:: Page excerpt ::
Semantic Segmentation with Deep Lake and MMSegmentation¶
Integration Interface¶
MMSegmentation works with configs. Deeplake adopted this strategy, and in order to train MMSeg models, you need to create/specify your model and training/validation config. Deep Lake integration's logic is almost the same as MMSegmentation's with some minor modifications. The integrations with MMSeg occurs in the deeplake.integrations.mmseg module. At a high-level, Deep Lake is responsible for the pytorch dataloader that streams data to the training framework, while MMSeg is used for the training, transformation, and evaluation logic. Let us take a look at the config with deeplake changes:
Learn more about MMSegmentation here.
Example Configuration with Deep Lake¶
This tutorial shows how to train a semantic segmentation model using MMSegmentation with data stored in Deep Lake. We'll use a PSPNet model with ResNet-101 backbone trained on COCO data.
Prerequisites¶
Install the required packages:
python -m pip install torch==1.12.0+cu116 torchvision==0.13.0+cu116 -f https://download.pytorch.org/whl/torch_stable.html
python -m pip install mmcv-full -f https://download.openmmlab.com/mmcv/dist/cu116/torch1.12.0/index.html
git clone https://github.com/open-mmlab/mmsegmentation.git
cd mmsegmentation
git checkout v0.30.0
python -m pip install -e .
# Old pytorch version does not work with the new numpy versions
python -m pip install numpy==1.24.4 --force-reinstall
Note: We use MMSegmentation versions compatible with Deep Lake's integration.
Setup¶
import os
import deeplake
from mmcv import Config
import mmcv
from deeplake.integrations import mmseg as mmseg_deeplake
# Set your Deep Lake token
token = os.environ["ACTIVELOOP_TOKEN"]
Configuration¶
Here's our PSPNet configuration with Deep Lake integration:
from mmdet.apis import set_random_seed
_base_ = '<mmsegmentation_path>/configs/pspnet/pspnet_r101-d8_512x512_4x4_160k_coco-stuff164k.py'
# Normalize configuration
img_norm_cfg = dict(
mean=[123.675, 116.28, 103.53], std=[58.395, 57.12, 57.375], to_rgb=True)
crop_size = (256, 256)

:: Rows ::
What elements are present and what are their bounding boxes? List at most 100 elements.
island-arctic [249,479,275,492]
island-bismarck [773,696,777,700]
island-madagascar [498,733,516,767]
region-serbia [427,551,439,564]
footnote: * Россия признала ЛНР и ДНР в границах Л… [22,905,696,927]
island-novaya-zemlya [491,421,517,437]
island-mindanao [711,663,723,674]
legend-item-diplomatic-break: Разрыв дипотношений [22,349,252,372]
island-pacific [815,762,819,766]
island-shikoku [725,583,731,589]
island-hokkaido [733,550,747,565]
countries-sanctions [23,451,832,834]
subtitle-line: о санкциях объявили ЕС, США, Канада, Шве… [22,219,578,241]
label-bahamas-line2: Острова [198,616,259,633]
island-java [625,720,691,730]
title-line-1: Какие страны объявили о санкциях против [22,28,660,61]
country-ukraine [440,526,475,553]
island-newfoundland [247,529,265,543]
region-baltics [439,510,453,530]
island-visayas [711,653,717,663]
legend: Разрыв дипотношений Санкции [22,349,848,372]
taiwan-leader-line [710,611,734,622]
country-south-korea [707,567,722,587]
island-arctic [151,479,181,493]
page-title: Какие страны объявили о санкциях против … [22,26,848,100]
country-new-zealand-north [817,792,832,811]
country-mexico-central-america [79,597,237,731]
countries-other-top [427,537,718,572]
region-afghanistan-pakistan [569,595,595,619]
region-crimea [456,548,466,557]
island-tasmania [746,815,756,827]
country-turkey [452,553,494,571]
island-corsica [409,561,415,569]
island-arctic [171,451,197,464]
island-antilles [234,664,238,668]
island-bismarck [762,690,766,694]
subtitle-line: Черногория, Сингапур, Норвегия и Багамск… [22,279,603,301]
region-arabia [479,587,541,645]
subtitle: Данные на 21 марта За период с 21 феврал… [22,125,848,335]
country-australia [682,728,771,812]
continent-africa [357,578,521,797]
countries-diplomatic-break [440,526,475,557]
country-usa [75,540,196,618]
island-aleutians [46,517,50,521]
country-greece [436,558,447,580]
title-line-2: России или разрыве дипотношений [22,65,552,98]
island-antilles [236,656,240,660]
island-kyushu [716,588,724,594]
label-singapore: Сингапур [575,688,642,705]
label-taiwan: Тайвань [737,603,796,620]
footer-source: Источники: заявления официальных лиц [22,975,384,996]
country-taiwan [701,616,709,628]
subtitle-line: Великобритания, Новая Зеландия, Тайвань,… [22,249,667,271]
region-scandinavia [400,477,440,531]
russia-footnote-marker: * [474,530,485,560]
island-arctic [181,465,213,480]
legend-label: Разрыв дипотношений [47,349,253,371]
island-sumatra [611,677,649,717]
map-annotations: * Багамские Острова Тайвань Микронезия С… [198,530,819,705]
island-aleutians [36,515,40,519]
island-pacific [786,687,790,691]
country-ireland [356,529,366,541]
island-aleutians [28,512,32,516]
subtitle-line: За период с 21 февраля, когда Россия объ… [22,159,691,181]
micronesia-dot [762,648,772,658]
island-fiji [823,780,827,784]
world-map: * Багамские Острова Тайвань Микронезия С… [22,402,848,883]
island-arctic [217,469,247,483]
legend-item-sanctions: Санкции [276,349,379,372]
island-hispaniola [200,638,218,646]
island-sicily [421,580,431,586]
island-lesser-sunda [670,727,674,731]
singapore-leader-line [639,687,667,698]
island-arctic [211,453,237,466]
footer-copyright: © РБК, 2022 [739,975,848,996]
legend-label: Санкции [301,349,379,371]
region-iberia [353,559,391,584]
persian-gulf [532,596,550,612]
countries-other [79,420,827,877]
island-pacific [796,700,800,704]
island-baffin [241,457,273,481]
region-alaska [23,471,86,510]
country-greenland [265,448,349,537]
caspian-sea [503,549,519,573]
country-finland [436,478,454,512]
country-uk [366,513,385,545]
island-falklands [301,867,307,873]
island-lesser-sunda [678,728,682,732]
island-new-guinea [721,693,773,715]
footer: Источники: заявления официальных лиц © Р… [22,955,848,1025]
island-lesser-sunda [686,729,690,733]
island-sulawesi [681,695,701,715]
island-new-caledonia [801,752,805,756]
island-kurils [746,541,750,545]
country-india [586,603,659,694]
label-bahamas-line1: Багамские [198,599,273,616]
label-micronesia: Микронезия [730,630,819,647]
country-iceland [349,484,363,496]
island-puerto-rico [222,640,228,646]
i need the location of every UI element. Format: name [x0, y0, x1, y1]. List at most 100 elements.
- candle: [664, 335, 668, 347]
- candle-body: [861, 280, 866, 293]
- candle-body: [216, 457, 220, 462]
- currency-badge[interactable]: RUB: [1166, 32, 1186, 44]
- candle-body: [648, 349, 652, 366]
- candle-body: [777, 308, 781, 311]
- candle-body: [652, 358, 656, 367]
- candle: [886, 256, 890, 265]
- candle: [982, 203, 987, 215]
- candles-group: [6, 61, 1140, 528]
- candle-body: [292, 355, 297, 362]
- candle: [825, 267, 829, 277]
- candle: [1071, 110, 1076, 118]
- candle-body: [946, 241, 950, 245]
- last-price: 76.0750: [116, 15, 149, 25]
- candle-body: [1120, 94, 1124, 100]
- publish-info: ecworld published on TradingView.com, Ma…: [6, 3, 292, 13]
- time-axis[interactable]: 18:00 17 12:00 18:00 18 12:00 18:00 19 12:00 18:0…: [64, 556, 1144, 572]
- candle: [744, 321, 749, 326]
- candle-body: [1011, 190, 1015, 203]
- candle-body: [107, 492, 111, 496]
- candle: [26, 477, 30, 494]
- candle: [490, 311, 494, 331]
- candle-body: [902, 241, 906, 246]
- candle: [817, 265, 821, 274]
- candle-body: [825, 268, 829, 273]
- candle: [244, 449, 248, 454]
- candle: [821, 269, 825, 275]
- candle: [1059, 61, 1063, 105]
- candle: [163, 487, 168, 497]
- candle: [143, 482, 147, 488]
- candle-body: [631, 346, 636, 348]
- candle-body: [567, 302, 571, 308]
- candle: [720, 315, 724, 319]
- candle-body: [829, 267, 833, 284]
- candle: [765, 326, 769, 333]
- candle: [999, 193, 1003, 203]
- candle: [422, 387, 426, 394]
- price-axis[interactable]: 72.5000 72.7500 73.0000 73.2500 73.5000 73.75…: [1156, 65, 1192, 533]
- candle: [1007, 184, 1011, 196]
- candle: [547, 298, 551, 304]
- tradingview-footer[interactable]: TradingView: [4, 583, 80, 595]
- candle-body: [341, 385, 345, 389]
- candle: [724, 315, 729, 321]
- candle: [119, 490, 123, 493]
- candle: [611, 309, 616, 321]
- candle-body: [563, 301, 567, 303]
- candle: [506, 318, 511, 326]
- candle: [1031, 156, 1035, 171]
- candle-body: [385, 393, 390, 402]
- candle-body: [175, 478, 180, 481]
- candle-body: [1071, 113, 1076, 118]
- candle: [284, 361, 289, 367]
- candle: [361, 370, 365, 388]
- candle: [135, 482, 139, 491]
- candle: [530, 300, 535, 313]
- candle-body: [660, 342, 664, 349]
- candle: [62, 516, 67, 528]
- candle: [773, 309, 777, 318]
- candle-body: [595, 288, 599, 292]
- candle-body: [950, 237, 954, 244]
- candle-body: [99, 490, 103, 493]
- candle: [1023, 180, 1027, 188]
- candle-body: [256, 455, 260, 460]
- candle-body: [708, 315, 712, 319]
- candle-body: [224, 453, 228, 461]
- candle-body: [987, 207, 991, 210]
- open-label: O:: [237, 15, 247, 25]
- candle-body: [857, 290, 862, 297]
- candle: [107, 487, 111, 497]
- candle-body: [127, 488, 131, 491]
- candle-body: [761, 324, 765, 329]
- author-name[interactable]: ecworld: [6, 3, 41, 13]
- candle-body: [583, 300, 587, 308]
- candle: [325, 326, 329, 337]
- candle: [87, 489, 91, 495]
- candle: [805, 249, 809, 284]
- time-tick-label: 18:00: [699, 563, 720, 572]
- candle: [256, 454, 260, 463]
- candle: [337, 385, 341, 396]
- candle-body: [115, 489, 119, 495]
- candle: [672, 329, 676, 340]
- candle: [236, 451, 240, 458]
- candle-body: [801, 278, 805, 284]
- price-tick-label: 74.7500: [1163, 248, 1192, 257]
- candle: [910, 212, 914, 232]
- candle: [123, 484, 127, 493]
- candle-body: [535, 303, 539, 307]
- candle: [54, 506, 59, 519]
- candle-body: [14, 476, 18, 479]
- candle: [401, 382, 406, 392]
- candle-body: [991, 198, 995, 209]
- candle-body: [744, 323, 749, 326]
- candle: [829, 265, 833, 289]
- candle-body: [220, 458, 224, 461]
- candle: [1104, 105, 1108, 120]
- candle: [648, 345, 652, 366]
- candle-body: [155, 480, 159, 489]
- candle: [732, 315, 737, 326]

:: To-do list ::
(a) In the Deep Lake segmentation tutorial, which model and backbone are trained?
(b) Resume the Deep Lake segmentation tutorial after its last line and continue the PSPNet configuration.

:: Responses to the tasks ::
(a) A PSPNet model with a ResNet-101 backbone, trained on COCO data.

(b)
reduce_zero_label=False
train_pipeline = [
dict(type='LoadImageFromFile'),
dict(type='LoadAnnotations'),
dict(type='Resize', img_scale=(320, 240), ratio_range=(0.5, 2.0)),
dict(type='RandomCrop', crop_size=crop_size),
dict(type='RandomFlip', flip_ratio=0.5),
dict(type='PhotoMetricDistortion'),
dict(type='Normalize', **img_norm_cfg),
dict(type='Pad', size=crop_size, pad_val=0),
dict(type='DefaultFormatBundle'),
dict(type='Collect', keys=['img', 'gt_semantic_seg']),
]
test_pipeline = [
dict(type='LoadImageFromFile'),
dict(
type='MultiScaleFlipAug',
img_scale=(320, 240),
# img_ratios=[0.5, 0.75, 1.0, 1.25, 1.5, 1.75],
flip=False,
transforms=[
dict(type='Resize', img_scale=(320, 240), keep_ratio=True),
dict(type='RandomFlip'),
dict(type='Normalize', **img_norm_cfg),
dict(type='ImageToTensor', keys=['img']),
dict(type='Collect', keys=['img']),
])
]
evaluation = dict(metric=["mIoU"], interval=10000)
data = dict(
samples_per_gpu=4,
workers_per_gpu=8,
train=dict(
pipeline=train_pipeline,
deeplake_path="hub://activeloop/coco-train-seg-mask",
deeplake_tensors = {"img": "images", "gt_semantic_seg": "seg_masks"},
deeplake_dataloader={"shuffle": False, "num_workers": 0, "drop_last": True}
),
val=dict(
pipeline=test_pipeline,
deeplake_path="hub://activeloop/coco-val-seg-mask"",
deeplake_tensors = {"img": "images", "gt_semantic_seg": "seg_masks"},
deeplake_dataloader={"shuffle": False, "batch_size": 1, "num_workers": 0, "drop_last": True}
)
)
work_dir = "./deeplake_logs"
optimizer = dict(lr=0.02 / 8)
lr_config = dict(warmup=None)
log_config = dict(interval=50)
checkpoint_config = dict(interval=5000)
runner = dict(type="IterBasedRunner", max_iters=100000, max_epochs=None)
device = "cuda"
Training¶
Now we can start the training:
if __name__ == "__main__":
current_loc = os.getcwd()
cfg_file = f"{current_loc}/seg_mask_config.py"
# Read the config file
cfg = Config.fromfile(cfg_file)
cfg.model.decode_head.num_classes = 81
cfg.model.auxiliary_head.num_classes = 81
# build segmentor
model = mmseg_deeplake.build_segmentor(
cfg.model
)
# Create work directory
mmcv.mkdir_or_exist(os.path.abspath(cfg.work_dir))
# train_segmentor
mmseg_deeplake.train_segmentor(
model,
cfg,
distributed=True, # Set to True for multi-GPU training
validate=True, # Set to True if you have validation data
)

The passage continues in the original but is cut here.